* _Brief_
Provide an exact copy of the data, excluding the images.

## START Dataset records

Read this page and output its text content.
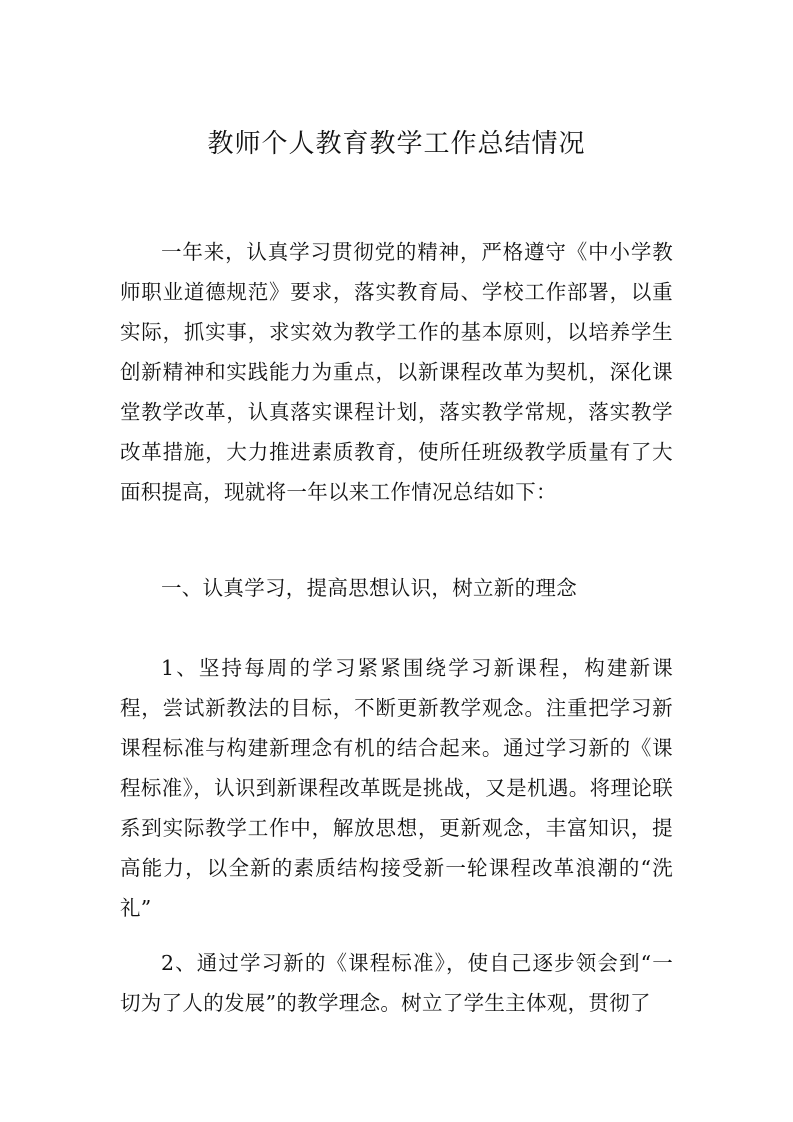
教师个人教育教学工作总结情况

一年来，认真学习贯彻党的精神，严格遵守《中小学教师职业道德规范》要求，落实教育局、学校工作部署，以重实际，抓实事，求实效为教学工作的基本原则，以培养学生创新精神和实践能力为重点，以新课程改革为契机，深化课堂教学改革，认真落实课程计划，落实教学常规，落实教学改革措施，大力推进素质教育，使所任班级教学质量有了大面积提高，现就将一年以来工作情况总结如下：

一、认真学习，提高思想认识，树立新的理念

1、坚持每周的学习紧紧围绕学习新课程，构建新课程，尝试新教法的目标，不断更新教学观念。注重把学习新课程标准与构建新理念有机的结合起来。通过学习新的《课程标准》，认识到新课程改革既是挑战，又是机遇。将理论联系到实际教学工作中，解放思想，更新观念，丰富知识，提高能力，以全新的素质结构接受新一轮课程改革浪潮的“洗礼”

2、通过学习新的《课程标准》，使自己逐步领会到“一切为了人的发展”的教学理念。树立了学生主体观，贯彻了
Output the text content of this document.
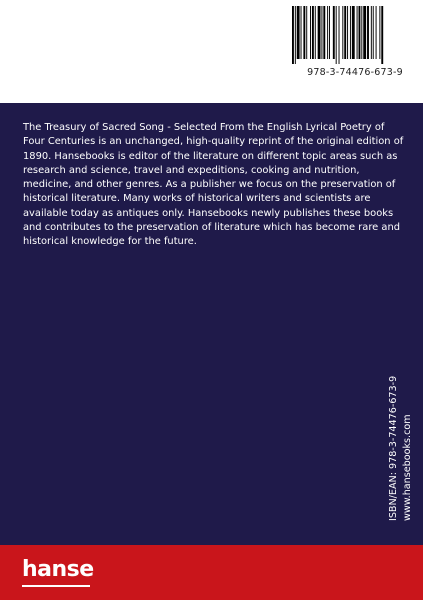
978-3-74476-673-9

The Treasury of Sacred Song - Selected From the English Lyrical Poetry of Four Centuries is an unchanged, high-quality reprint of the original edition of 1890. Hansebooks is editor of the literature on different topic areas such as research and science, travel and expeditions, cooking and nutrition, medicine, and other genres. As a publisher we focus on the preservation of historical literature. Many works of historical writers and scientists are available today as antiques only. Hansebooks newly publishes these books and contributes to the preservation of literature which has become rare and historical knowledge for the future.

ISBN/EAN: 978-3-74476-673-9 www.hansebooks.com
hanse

## END Dataset records

* _Problem solution_
Read this page and output its text content.
教师个人教育教学工作总结情况

一年来，认真学习贯彻党的精神，严格遵守《中小学教师职业道德规范》要求，落实教育局、学校工作部署，以重实际，抓实事，求实效为教学工作的基本原则，以培养学生创新精神和实践能力为重点，以新课程改革为契机，深化课堂教学改革，认真落实课程计划，落实教学常规，落实教学改革措施，大力推进素质教育，使所任班级教学质量有了大面积提高，现就将一年以来工作情况总结如下：

一、认真学习，提高思想认识，树立新的理念

1、坚持每周的学习紧紧围绕学习新课程，构建新课程，尝试新教法的目标，不断更新教学观念。注重把学习新课程标准与构建新理念有机的结合起来。通过学习新的《课程标准》，认识到新课程改革既是挑战，又是机遇。将理论联系到实际教学工作中，解放思想，更新观念，丰富知识，提高能力，以全新的素质结构接受新一轮课程改革浪潮的“洗礼”

2、通过学习新的《课程标准》，使自己逐步领会到“一切为了人的发展”的教学理念。树立了学生主体观，贯彻了
Output the text content of this document.
978-3-74476-673-9

The Treasury of Sacred Song - Selected From the English Lyrical Poetry of Four Centuries is an unchanged, high-quality reprint of the original edition of 1890. Hansebooks is editor of the literature on different topic areas such as research and science, travel and expeditions, cooking and nutrition, medicine, and other genres. As a publisher we focus on the preservation of historical literature. Many works of historical writers and scientists are available today as antiques only. Hansebooks newly publishes these books and contributes to the preservation of literature which has become rare and historical knowledge for the future.

ISBN/EAN: 978-3-74476-673-9 www.hansebooks.com
hanse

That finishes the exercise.